### The request
Of the lines in the data below, count the ones holding the string "Price", and answer with that number only.

### Entries supplied
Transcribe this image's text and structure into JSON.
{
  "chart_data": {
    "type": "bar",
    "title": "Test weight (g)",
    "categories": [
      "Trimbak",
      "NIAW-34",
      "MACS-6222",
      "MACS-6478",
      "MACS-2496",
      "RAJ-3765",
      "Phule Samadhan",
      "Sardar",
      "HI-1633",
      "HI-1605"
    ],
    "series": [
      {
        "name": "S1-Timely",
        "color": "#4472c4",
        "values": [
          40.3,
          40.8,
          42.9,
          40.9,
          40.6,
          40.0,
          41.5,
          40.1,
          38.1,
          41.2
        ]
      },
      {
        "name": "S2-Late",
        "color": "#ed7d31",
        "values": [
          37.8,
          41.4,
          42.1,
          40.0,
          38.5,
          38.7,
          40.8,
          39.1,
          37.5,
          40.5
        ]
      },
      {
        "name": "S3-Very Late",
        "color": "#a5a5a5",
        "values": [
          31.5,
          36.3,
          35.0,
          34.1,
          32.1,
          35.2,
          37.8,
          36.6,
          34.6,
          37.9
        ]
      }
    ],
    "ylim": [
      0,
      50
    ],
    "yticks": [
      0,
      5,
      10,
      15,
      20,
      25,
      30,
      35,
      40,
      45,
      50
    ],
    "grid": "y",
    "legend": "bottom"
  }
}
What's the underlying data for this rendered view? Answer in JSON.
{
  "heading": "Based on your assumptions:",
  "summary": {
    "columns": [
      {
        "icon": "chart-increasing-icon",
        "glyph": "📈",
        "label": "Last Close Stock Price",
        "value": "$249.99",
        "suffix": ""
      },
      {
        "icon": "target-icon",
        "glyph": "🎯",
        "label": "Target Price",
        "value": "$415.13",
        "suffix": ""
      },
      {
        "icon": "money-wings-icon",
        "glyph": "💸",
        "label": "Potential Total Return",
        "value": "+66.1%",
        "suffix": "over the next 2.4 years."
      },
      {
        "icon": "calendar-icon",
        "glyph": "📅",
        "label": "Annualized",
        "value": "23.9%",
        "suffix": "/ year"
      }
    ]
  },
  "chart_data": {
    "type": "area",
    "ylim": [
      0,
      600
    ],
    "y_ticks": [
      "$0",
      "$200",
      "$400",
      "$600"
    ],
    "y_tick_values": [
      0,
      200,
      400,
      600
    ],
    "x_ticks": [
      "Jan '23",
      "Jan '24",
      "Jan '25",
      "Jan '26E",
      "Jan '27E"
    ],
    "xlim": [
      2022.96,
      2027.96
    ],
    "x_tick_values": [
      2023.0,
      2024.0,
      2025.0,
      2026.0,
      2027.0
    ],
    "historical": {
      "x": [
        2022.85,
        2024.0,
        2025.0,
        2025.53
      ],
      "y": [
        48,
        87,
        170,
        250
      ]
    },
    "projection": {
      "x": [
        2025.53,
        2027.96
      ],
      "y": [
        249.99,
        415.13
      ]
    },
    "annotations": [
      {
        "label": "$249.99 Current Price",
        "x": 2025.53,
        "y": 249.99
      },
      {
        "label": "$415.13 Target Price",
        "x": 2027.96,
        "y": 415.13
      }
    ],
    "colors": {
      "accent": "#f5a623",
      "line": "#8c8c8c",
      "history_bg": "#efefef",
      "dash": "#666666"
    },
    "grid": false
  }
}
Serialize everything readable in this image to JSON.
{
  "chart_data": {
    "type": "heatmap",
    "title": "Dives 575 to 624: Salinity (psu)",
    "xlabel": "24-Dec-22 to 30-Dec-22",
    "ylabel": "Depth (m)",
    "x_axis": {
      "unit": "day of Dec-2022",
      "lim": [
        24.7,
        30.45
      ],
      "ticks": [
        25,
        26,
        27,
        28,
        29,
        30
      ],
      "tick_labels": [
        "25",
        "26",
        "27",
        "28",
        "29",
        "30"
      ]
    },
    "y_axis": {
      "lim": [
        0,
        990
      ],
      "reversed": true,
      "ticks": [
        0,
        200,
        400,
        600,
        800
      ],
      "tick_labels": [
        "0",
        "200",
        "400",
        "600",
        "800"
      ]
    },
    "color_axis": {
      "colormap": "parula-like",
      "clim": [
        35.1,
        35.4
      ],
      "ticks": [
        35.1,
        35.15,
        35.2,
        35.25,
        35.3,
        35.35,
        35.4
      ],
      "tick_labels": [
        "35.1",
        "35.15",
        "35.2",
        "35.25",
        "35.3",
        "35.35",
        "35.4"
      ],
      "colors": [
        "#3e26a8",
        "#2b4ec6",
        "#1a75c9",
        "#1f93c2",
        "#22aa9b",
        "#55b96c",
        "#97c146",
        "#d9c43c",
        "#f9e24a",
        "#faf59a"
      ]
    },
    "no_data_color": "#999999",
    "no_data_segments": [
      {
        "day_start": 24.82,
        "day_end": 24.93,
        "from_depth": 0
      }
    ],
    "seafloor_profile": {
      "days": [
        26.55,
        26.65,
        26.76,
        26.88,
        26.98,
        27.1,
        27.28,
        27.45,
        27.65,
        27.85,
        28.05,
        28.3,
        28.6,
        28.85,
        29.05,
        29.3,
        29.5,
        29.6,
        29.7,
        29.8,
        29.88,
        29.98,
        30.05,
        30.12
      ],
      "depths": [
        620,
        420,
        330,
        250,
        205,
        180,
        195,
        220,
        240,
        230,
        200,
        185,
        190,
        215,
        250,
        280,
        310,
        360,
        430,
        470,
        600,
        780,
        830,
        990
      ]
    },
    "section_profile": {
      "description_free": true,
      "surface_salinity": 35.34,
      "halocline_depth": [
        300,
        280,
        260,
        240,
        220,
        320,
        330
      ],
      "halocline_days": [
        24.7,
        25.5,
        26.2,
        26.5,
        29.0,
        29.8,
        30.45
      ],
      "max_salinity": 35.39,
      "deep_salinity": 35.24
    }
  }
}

### Full solution
4